# TASK INPUTS
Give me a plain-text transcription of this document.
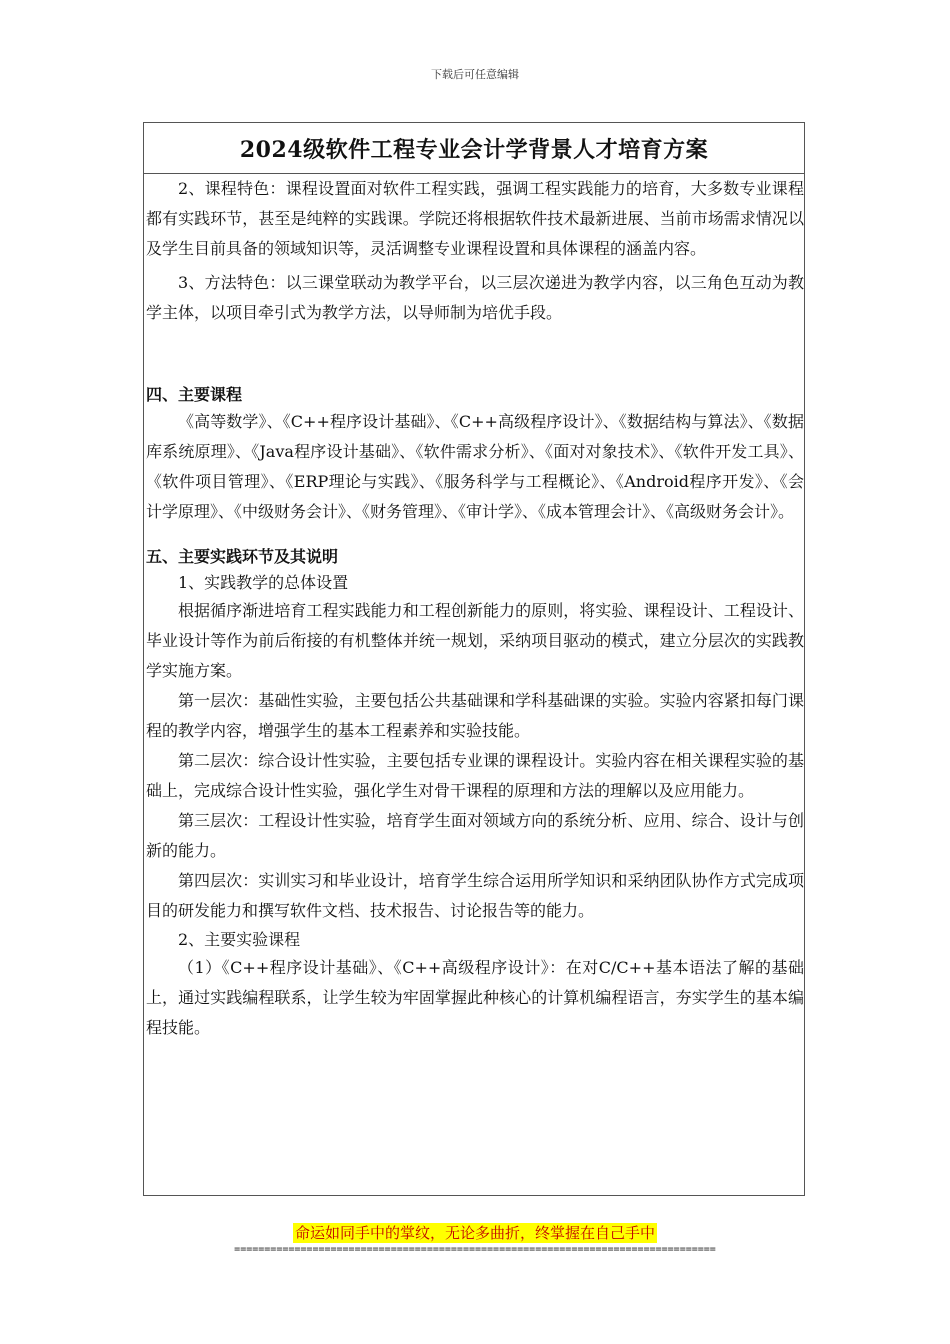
下载后可任意编辑
2024级软件工程专业会计学背景人才培育方案

2、课程特色：课程设置面对软件工程实践，强调工程实践能力的培育，大多数专业课程都有实践环节，甚至是纯粹的实践课。学院还将根据软件技术最新进展、当前市场需求情况以及学生目前具备的领域知识等，灵活调整专业课程设置和具体课程的涵盖内容。

3、方法特色：以三课堂联动为教学平台，以三层次递进为教学内容，以三角色互动为教学主体，以项目牵引式为教学方法，以导师制为培优手段。

四、主要课程

《高等数学》、《C++程序设计基础》、《C++高级程序设计》、《数据结构与算法》、《数据库系统原理》、《Java程序设计基础》、《软件需求分析》、《面对对象技术》、《软件开发工具》、《软件项目管理》、《ERP理论与实践》、《服务科学与工程概论》、《Android程序开发》、《会计学原理》、《中级财务会计》、《财务管理》、《审计学》、《成本管理会计》、《高级财务会计》。

五、主要实践环节及其说明

1、实践教学的总体设置

根据循序渐进培育工程实践能力和工程创新能力的原则，将实验、课程设计、工程设计、毕业设计等作为前后衔接的有机整体并统一规划，采纳项目驱动的模式，建立分层次的实践教学实施方案。

第一层次：基础性实验，主要包括公共基础课和学科基础课的实验。实验内容紧扣每门课程的教学内容，增强学生的基本工程素养和实验技能。

第二层次：综合设计性实验，主要包括专业课的课程设计。实验内容在相关课程实验的基础上，完成综合设计性实验，强化学生对骨干课程的原理和方法的理解以及应用能力。

第三层次：工程设计性实验，培育学生面对领域方向的系统分析、应用、综合、设计与创新的能力。

第四层次：实训实习和毕业设计，培育学生综合运用所学知识和采纳团队协作方式完成项目的研发能力和撰写软件文档、技术报告、讨论报告等的能力。

2、主要实验课程

（1）《C++程序设计基础》、《C++高级程序设计》：在对C/C++基本语法了解的基础上，通过实践编程联系，让学生较为牢固掌握此种核心的计算机编程语言，夯实学生的基本编程技能。

命运如同手中的掌纹，无论多曲折，终掌握在自己手中
================================================================================
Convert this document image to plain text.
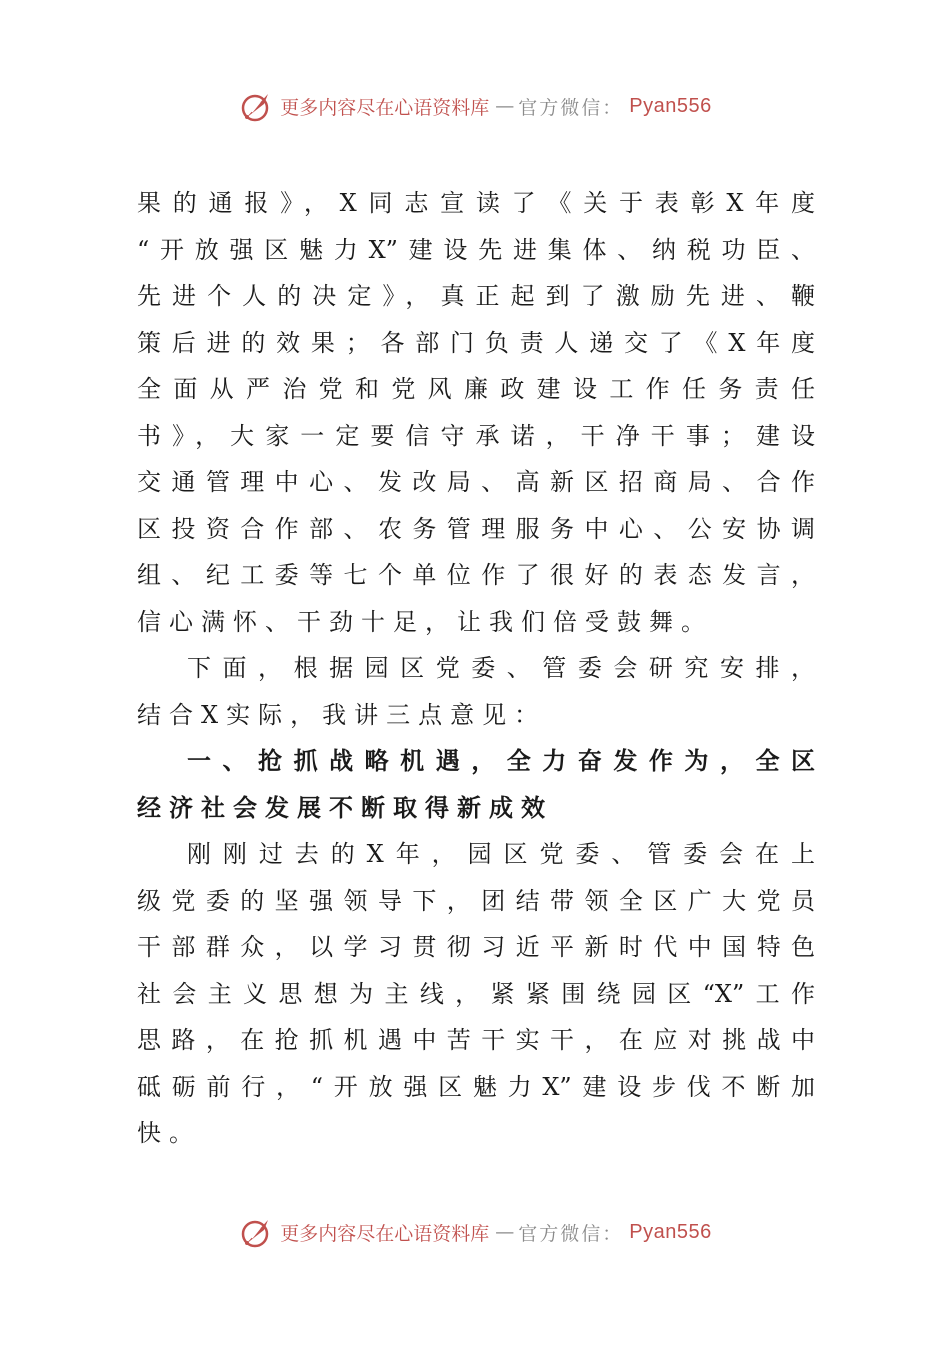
更多内容尽在心语资料库 — 官方微信： Pyan556
果的通报》，X同志宣读了《关于表彰X年度
“开放强区魅力X”建设先进集体、纳税功臣、
先进个人的决定》，真正起到了激励先进、鞭
策后进的效果；各部门负责人递交了《X年度
全面从严治党和党风廉政建设工作任务责任
书》，大家一定要信守承诺，干净干事；建设
交通管理中心、发改局、高新区招商局、合作
区投资合作部、农务管理服务中心、公安协调
组、纪工委等七个单位作了很好的表态发言，
信心满怀、干劲十足，让我们倍受鼓舞。
下面，根据园区党委、管委会研究安排，
结合X实际，我讲三点意见：
一、抢抓战略机遇，全力奋发作为，全区
经济社会发展不断取得新成效
刚刚过去的X年，园区党委、管委会在上
级党委的坚强领导下，团结带领全区广大党员
干部群众，以学习贯彻习近平新时代中国特色
社会主义思想为主线，紧紧围绕园区“X”工作
思路，在抢抓机遇中苦干实干，在应对挑战中
砥砺前行，“开放强区魅力X”建设步伐不断加
快。
更多内容尽在心语资料库 — 官方微信： Pyan556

# EXERCISE DIRECTIONS
From start to finish, output the listing exactly, but omit its pictures.

# RESPONSE FOR THIS EXERCISE
Give me a plain-text transcription of this document.
下载后可任意编辑
2024级软件工程专业会计学背景人才培育方案

2、课程特色：课程设置面对软件工程实践，强调工程实践能力的培育，大多数专业课程都有实践环节，甚至是纯粹的实践课。学院还将根据软件技术最新进展、当前市场需求情况以及学生目前具备的领域知识等，灵活调整专业课程设置和具体课程的涵盖内容。

3、方法特色：以三课堂联动为教学平台，以三层次递进为教学内容，以三角色互动为教学主体，以项目牵引式为教学方法，以导师制为培优手段。

四、主要课程

《高等数学》、《C++程序设计基础》、《C++高级程序设计》、《数据结构与算法》、《数据库系统原理》、《Java程序设计基础》、《软件需求分析》、《面对对象技术》、《软件开发工具》、《软件项目管理》、《ERP理论与实践》、《服务科学与工程概论》、《Android程序开发》、《会计学原理》、《中级财务会计》、《财务管理》、《审计学》、《成本管理会计》、《高级财务会计》。

五、主要实践环节及其说明

1、实践教学的总体设置

根据循序渐进培育工程实践能力和工程创新能力的原则，将实验、课程设计、工程设计、毕业设计等作为前后衔接的有机整体并统一规划，采纳项目驱动的模式，建立分层次的实践教学实施方案。

第一层次：基础性实验，主要包括公共基础课和学科基础课的实验。实验内容紧扣每门课程的教学内容，增强学生的基本工程素养和实验技能。

第二层次：综合设计性实验，主要包括专业课的课程设计。实验内容在相关课程实验的基础上，完成综合设计性实验，强化学生对骨干课程的原理和方法的理解以及应用能力。

第三层次：工程设计性实验，培育学生面对领域方向的系统分析、应用、综合、设计与创新的能力。

第四层次：实训实习和毕业设计，培育学生综合运用所学知识和采纳团队协作方式完成项目的研发能力和撰写软件文档、技术报告、讨论报告等的能力。

2、主要实验课程

（1）《C++程序设计基础》、《C++高级程序设计》：在对C/C++基本语法了解的基础上，通过实践编程联系，让学生较为牢固掌握此种核心的计算机编程语言，夯实学生的基本编程技能。

命运如同手中的掌纹，无论多曲折，终掌握在自己手中
================================================================================
Convert this document image to plain text.
更多内容尽在心语资料库 — 官方微信： Pyan556
果的通报》，X同志宣读了《关于表彰X年度
“开放强区魅力X”建设先进集体、纳税功臣、
先进个人的决定》，真正起到了激励先进、鞭
策后进的效果；各部门负责人递交了《X年度
全面从严治党和党风廉政建设工作任务责任
书》，大家一定要信守承诺，干净干事；建设
交通管理中心、发改局、高新区招商局、合作
区投资合作部、农务管理服务中心、公安协调
组、纪工委等七个单位作了很好的表态发言，
信心满怀、干劲十足，让我们倍受鼓舞。
下面，根据园区党委、管委会研究安排，
结合X实际，我讲三点意见：
一、抢抓战略机遇，全力奋发作为，全区
经济社会发展不断取得新成效
刚刚过去的X年，园区党委、管委会在上
级党委的坚强领导下，团结带领全区广大党员
干部群众，以学习贯彻习近平新时代中国特色
社会主义思想为主线，紧紧围绕园区“X”工作
思路，在抢抓机遇中苦干实干，在应对挑战中
砥砺前行，“开放强区魅力X”建设步伐不断加
快。
更多内容尽在心语资料库 — 官方微信： Pyan556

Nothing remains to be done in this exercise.